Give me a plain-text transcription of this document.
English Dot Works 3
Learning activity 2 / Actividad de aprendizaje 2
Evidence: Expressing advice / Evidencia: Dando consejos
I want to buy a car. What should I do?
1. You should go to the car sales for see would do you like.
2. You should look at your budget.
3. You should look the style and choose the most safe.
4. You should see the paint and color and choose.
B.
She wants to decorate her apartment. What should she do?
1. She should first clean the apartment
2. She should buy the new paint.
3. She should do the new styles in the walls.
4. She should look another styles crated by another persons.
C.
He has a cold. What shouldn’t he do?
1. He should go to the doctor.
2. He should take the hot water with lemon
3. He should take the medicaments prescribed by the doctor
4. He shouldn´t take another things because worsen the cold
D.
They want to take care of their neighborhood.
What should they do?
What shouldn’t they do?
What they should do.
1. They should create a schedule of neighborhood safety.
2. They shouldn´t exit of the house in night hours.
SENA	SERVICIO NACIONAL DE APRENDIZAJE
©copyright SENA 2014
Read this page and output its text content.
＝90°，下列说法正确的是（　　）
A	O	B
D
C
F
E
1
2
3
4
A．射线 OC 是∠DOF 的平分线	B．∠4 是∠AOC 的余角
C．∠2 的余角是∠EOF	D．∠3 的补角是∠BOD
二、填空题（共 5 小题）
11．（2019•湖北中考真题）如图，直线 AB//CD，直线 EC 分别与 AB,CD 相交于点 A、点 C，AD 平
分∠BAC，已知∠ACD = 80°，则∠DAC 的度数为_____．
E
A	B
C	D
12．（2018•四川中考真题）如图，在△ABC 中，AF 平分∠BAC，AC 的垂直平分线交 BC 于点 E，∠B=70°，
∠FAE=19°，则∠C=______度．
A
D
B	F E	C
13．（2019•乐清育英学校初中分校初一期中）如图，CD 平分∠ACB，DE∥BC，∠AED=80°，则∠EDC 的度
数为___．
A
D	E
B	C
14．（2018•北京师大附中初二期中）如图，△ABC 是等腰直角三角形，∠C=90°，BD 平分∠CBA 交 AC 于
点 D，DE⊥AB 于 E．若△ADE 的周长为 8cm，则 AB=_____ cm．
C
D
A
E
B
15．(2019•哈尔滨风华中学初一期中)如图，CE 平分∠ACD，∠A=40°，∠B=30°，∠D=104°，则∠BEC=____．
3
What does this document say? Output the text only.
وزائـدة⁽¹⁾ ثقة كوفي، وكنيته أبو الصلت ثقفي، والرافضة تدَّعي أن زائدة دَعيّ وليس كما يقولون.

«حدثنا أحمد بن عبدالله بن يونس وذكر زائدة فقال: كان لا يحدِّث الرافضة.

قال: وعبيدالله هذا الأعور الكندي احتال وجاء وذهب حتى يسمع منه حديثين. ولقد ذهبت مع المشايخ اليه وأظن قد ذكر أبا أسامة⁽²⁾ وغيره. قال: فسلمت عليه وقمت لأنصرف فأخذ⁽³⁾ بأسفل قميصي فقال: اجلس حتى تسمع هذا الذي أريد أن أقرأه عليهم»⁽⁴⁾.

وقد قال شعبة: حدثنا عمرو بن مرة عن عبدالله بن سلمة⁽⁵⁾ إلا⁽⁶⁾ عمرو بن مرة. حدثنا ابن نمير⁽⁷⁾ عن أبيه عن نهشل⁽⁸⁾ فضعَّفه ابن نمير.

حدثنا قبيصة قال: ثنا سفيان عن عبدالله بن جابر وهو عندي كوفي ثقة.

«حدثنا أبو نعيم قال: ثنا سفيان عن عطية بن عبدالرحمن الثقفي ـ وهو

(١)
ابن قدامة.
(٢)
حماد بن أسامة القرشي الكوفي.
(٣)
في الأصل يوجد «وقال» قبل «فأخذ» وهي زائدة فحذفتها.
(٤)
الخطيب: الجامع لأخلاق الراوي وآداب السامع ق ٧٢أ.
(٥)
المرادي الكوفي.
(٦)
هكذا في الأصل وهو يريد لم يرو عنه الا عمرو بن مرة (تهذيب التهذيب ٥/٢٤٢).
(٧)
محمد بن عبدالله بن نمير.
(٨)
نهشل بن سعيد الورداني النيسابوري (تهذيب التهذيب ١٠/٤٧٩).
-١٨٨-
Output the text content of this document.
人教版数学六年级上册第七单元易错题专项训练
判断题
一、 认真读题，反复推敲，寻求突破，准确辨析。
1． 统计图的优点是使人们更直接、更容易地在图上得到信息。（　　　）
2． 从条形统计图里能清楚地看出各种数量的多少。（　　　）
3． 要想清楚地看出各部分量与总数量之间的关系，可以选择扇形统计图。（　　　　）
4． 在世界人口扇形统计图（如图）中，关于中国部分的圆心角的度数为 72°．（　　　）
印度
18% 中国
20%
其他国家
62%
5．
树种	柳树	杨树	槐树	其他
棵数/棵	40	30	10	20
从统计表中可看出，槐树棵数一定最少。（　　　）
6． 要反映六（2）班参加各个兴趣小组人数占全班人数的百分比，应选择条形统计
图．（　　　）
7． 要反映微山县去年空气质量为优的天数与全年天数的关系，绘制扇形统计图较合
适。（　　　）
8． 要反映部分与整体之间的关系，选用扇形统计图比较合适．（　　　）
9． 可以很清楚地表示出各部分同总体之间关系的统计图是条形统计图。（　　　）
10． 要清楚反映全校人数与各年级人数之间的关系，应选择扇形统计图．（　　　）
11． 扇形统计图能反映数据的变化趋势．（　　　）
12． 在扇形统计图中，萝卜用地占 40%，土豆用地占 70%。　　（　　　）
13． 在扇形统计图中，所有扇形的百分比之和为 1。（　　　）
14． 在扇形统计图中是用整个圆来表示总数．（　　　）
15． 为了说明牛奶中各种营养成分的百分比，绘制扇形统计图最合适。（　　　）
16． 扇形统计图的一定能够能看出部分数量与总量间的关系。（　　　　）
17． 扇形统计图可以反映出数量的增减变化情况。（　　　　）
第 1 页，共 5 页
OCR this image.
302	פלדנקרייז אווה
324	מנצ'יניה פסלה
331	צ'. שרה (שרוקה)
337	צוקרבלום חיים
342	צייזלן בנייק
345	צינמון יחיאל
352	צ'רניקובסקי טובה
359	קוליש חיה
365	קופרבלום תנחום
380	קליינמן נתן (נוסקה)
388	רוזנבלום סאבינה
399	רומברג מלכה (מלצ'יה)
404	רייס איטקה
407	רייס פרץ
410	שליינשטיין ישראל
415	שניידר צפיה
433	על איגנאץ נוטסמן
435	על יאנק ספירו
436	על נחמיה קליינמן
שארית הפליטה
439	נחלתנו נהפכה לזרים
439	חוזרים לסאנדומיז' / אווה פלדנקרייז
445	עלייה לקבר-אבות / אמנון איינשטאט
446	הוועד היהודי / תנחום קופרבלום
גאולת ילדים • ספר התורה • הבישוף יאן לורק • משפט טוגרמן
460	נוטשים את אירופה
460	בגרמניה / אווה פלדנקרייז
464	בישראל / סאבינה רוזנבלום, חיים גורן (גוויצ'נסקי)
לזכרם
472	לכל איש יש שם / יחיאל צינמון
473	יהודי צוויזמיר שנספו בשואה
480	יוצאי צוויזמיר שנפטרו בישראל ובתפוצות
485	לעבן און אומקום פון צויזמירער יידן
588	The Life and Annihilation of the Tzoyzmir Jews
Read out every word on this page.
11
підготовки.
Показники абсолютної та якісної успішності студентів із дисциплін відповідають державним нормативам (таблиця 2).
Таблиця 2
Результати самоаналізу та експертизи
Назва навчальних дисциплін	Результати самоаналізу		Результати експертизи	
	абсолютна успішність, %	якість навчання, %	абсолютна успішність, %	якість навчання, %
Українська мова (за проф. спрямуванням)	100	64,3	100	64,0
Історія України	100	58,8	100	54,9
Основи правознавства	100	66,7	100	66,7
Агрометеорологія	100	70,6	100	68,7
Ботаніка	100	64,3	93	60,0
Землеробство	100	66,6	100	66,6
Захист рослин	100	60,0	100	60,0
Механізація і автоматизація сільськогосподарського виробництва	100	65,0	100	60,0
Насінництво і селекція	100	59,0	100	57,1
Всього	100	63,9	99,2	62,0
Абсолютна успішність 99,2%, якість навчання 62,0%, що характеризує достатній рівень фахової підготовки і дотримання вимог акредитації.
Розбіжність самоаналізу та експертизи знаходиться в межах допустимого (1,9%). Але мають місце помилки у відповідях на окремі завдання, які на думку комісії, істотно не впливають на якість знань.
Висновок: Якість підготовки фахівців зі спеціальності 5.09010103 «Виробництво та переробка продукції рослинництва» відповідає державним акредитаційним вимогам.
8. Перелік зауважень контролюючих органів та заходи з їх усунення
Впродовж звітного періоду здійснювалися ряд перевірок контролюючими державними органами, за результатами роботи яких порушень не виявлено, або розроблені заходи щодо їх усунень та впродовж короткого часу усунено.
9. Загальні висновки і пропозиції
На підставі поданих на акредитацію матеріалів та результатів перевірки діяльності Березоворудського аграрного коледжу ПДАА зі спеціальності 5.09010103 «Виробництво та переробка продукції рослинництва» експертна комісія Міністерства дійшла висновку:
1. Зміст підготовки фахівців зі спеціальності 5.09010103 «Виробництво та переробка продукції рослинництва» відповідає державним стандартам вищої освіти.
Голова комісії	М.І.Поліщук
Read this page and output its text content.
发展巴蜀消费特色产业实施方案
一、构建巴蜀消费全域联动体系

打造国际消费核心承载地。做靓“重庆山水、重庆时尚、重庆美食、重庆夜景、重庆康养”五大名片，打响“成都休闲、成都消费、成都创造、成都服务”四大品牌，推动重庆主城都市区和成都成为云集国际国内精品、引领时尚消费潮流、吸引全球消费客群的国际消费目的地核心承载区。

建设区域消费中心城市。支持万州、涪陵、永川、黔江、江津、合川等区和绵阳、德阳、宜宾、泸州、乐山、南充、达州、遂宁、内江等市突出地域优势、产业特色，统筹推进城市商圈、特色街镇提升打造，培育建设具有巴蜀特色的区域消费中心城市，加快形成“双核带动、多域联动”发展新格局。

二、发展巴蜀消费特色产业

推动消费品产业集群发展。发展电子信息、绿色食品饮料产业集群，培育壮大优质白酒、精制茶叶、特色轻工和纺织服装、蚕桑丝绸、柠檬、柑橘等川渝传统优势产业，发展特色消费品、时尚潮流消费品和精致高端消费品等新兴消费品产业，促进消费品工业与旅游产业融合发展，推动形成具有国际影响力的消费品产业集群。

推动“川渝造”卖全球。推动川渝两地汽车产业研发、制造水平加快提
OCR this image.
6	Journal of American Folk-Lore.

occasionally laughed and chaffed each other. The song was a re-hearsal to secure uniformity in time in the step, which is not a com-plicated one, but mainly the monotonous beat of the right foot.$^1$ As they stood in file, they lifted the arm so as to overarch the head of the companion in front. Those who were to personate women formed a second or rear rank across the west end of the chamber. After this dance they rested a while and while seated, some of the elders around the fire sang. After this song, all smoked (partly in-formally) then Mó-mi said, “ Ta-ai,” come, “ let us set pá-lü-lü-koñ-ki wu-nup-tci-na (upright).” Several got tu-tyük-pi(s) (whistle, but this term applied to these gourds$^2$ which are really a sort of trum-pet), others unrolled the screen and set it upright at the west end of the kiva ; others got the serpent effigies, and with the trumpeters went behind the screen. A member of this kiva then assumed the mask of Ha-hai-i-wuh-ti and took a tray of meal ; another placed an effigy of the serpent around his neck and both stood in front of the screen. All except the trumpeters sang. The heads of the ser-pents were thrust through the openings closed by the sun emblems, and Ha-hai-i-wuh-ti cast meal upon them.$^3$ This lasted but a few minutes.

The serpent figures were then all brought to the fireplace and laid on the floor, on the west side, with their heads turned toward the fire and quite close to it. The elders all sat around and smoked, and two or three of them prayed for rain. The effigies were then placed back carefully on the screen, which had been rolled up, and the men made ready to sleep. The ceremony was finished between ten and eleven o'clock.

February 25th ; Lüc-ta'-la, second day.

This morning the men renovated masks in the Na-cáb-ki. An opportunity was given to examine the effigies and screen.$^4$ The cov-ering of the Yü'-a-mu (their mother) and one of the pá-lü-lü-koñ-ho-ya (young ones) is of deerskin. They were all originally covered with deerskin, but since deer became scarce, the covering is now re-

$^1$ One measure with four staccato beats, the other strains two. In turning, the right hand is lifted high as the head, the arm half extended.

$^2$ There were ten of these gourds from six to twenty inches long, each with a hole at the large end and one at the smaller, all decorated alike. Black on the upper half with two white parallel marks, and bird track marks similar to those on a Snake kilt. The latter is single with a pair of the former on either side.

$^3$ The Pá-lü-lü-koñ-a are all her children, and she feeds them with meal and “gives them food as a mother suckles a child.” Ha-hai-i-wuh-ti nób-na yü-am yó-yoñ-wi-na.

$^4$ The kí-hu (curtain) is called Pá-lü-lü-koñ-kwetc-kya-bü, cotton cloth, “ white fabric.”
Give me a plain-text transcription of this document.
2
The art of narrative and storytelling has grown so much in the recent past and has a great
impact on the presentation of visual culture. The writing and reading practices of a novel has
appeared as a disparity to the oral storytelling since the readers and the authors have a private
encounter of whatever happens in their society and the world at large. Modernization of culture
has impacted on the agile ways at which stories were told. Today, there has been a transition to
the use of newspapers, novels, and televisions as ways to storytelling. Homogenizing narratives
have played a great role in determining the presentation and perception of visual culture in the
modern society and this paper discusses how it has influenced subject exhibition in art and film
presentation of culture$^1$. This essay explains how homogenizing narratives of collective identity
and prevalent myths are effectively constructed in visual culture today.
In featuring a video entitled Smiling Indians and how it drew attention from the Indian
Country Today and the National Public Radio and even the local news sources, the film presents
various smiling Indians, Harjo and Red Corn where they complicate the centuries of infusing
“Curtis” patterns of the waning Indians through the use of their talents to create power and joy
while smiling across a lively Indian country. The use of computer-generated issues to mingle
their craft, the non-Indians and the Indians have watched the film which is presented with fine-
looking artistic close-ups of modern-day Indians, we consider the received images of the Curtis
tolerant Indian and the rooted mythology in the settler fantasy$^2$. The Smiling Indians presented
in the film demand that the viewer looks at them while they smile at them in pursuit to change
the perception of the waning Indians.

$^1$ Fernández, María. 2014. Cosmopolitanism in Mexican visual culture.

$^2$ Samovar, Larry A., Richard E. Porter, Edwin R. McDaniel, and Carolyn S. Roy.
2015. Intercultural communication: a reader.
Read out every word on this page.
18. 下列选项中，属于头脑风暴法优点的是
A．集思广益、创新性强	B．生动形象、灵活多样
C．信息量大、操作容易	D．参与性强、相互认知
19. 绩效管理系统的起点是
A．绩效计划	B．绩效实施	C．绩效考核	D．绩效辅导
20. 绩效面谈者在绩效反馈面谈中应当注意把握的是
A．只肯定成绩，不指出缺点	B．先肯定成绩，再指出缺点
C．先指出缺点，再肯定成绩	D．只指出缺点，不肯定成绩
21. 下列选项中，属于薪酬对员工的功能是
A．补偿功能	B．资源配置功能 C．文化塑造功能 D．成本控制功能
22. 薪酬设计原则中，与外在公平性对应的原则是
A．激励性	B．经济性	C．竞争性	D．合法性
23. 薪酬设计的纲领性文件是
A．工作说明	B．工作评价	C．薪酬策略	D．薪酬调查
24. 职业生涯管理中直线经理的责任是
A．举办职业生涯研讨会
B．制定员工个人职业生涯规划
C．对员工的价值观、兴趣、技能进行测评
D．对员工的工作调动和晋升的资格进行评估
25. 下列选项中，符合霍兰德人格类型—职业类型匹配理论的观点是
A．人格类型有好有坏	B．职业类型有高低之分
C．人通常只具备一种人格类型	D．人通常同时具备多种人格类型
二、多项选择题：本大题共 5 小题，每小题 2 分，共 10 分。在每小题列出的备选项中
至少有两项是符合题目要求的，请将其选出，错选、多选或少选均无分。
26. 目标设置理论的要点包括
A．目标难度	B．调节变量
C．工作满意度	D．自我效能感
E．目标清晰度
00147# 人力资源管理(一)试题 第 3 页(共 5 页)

***

* **WRITTEN EXERCISE**:
Identify and copy all lines with the word "have".

* **FINISHED EXERCISE**:
appeared as a disparity to the oral storytelling since the readers and the authors have a private
have played a great role in determining the presentation and perception of visual culture in the
their craft, the non-Indians and the Indians have watched the film which is presented with fine-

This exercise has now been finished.